Lemon-Avocado Spaghetti with Shrimp
Spaghetti con avocado e gamberi Avocados aren't indigenous to Italy, but, as with tomatoes and corn, when these New World ingredients got there, the Italians did magical things with them. Lemons and red onions, classic southern Italian ingredients, here combine with this creamy newcomer to the Mediterranean for an alluring fusion of textures and aromas. The avocado is used raw, and creates a healthier, more flavorsome "cream." The red onions and lemon brightens the dish.
NotesRegion: Sicily and southern Italy
Total Timeunder 30 minutes
Make Ahead RecipeYes
One Pot MealYes
OccasionCasual Dinner Party, Formal Dinner Party
Recipe Coursemain course
Dietary Considerationlactose-free, peanut free, soy free, tree nut free
Five Ingredients or LessYes
Type of Dishpasta
- 1 large red onion, finely sliced
- 1/4 cup (60 ml) dry white wine
- 8 ounces (225 g) small shrimp, shelled and deveined
- Olive oil
- 1 pound (455 g) spaghetti or any pasta, preferably Felicetti Monograno
- 1 avocado
- Zest and juice of 1 lemon
- Freshly ground black pepper
In a skillet large enough to hold the pasta, combine the onions and wine over medium heat and simmer until the onions are soft, about 10 minutes. Add the shrimp and raise the heat to high to evaporate any remaining wine; cook until the onions are caramelized and the shrimp are cooked, about 5 minutes. Off the heat, add 1 tablespoon oil and salt to taste.
Boil the pasta in salted water until it is al dente. Drain and toss with the onions.
Meanwhile, peel and pit the avocado and puree it with the lemon juice, in a blender or small food processor until very smooth. Stir the mixture into the pasta and add half the lemon zest until well combined; re-season the dish with salt, if needed. Top the pasta with the remaining zest and pepper.

Rows from a data source:

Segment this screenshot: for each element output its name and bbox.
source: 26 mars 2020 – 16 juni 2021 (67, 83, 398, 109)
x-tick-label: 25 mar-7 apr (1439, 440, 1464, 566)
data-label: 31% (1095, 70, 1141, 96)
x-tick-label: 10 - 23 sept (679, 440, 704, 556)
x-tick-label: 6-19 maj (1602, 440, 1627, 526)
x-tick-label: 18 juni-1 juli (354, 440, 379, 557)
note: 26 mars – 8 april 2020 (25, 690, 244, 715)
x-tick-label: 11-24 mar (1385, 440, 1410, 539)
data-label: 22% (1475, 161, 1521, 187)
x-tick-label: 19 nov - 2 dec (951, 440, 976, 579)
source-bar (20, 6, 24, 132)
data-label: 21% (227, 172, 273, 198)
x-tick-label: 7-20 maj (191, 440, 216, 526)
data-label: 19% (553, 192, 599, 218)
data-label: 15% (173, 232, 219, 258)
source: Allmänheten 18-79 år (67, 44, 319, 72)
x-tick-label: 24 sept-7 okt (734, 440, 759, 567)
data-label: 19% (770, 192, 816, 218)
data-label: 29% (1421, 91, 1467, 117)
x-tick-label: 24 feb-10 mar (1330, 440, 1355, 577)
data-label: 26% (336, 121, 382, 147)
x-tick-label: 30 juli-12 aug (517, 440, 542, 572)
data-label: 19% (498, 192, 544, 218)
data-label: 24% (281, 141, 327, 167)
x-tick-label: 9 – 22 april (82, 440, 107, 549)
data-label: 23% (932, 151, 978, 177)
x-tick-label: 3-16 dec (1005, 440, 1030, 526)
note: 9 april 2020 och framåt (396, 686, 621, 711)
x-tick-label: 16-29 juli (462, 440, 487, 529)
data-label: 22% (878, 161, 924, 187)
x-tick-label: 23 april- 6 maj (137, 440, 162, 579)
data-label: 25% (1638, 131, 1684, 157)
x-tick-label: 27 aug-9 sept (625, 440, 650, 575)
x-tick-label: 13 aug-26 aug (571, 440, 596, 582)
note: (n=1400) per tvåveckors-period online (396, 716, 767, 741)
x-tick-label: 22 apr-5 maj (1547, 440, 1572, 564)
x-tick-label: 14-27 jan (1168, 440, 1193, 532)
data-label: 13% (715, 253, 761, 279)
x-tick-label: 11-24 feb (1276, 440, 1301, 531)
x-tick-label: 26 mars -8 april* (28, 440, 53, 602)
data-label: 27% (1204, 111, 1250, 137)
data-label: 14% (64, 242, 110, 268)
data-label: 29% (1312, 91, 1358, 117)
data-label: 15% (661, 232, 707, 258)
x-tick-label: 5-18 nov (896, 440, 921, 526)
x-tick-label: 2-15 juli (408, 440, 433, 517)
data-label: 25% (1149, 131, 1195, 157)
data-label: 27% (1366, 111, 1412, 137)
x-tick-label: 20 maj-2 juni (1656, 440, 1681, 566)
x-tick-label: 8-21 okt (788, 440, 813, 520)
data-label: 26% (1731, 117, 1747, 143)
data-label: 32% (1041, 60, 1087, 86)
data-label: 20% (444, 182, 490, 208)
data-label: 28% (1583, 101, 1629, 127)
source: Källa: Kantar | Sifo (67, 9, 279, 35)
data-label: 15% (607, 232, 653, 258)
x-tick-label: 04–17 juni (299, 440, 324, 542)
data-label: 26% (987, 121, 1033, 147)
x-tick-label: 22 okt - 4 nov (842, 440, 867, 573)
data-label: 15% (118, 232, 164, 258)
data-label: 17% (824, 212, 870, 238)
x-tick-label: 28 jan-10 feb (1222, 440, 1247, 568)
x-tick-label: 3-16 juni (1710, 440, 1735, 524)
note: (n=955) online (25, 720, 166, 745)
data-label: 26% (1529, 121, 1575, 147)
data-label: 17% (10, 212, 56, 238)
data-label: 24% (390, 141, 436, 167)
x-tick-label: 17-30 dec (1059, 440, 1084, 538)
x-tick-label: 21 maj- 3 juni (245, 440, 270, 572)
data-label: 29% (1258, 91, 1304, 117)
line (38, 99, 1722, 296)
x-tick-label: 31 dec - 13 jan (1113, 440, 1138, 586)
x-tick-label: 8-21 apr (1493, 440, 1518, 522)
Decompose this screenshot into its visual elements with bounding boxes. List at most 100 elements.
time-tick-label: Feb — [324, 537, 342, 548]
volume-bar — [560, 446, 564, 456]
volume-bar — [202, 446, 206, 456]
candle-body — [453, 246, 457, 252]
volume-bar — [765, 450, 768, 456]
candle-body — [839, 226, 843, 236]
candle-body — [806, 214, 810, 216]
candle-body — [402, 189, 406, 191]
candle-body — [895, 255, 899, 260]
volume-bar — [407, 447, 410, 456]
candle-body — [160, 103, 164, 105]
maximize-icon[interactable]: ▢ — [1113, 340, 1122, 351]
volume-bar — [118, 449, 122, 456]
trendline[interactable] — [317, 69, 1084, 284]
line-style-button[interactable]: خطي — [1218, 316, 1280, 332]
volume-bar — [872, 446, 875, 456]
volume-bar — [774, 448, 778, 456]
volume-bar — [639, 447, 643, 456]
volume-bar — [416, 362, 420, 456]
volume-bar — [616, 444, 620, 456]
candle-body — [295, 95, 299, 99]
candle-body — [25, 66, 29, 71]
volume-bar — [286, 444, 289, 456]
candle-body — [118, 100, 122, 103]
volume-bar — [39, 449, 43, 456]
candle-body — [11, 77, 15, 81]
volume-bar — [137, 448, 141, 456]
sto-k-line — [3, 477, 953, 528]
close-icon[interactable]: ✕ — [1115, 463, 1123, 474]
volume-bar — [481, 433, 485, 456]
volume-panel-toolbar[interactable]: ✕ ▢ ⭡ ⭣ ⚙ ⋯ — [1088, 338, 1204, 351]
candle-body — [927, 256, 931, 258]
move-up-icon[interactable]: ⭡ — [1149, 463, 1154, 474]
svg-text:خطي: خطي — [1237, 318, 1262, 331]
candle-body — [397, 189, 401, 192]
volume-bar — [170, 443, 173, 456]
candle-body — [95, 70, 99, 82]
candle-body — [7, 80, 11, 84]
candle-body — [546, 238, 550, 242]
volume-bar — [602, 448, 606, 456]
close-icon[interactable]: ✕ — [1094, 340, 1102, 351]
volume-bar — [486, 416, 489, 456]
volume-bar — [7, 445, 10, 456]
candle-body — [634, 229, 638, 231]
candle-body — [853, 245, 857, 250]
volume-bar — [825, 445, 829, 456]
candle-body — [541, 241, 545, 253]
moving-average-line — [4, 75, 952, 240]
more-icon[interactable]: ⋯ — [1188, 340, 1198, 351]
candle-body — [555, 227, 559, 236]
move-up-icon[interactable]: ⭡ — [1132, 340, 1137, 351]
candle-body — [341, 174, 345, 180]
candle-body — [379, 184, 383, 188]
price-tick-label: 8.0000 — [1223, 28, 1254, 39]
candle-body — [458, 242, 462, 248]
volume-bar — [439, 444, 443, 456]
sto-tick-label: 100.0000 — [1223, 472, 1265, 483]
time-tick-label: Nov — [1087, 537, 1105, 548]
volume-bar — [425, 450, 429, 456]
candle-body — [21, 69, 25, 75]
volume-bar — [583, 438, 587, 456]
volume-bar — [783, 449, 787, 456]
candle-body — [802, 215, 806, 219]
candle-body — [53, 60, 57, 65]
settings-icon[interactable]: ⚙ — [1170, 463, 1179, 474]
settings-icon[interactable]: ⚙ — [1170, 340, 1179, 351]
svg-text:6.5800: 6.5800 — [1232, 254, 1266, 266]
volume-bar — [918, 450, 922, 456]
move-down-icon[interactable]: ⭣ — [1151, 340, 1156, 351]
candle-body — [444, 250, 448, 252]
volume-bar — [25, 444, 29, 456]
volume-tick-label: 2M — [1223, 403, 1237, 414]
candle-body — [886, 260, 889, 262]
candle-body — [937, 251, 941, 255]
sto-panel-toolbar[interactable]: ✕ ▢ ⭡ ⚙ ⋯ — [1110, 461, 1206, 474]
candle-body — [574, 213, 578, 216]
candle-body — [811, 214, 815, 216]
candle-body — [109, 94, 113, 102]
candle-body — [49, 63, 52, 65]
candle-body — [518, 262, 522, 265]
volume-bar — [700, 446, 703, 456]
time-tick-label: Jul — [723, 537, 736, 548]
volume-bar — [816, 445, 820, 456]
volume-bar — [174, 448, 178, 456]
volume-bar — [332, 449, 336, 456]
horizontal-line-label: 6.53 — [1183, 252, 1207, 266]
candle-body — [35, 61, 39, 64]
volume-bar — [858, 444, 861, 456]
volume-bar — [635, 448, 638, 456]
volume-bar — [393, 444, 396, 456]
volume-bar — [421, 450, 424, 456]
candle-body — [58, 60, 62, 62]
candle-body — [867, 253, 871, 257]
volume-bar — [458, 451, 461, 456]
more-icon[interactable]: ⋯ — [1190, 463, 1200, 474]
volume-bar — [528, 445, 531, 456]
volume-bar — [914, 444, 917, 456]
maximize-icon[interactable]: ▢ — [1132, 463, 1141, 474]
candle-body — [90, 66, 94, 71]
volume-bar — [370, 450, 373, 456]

Things to do
[1] Using the lemon-avocado spaghetti recipe, decide whether each statement agrees with it: (a) the avocado is cooked before it goes into the pasta; (b) the onions and wine simmer for about 10 minutes; (c) the region given is northern Italy. Answer yes or no for each, and quote the words from the recipe that decide it.
[2] How much dry white wine does the lemon-avocado spaghetti recipe call for?
[3] Return the part of the lemon-avocado spaghetti recipe starting with "Meanwhile, peel and" and going on through "zest and pepper.", word for word.

Results of the tasks
[1]
(a) No: "The avocado is used raw"
(b) Yes: "simmer until the onions are soft, about 10 minutes"
(c) No: "Sicily and southern Italy"

[2] 1/4 cup (60 ml)

[3]
Meanwhile, peel and pit the avocado and puree it with the lemon juice, in a blender or small food processor until very smooth. Stir the mixture into the pasta and add half the lemon zest until well combined; re-season the dish with salt, if needed. Top the pasta with the remaining zest and pepper.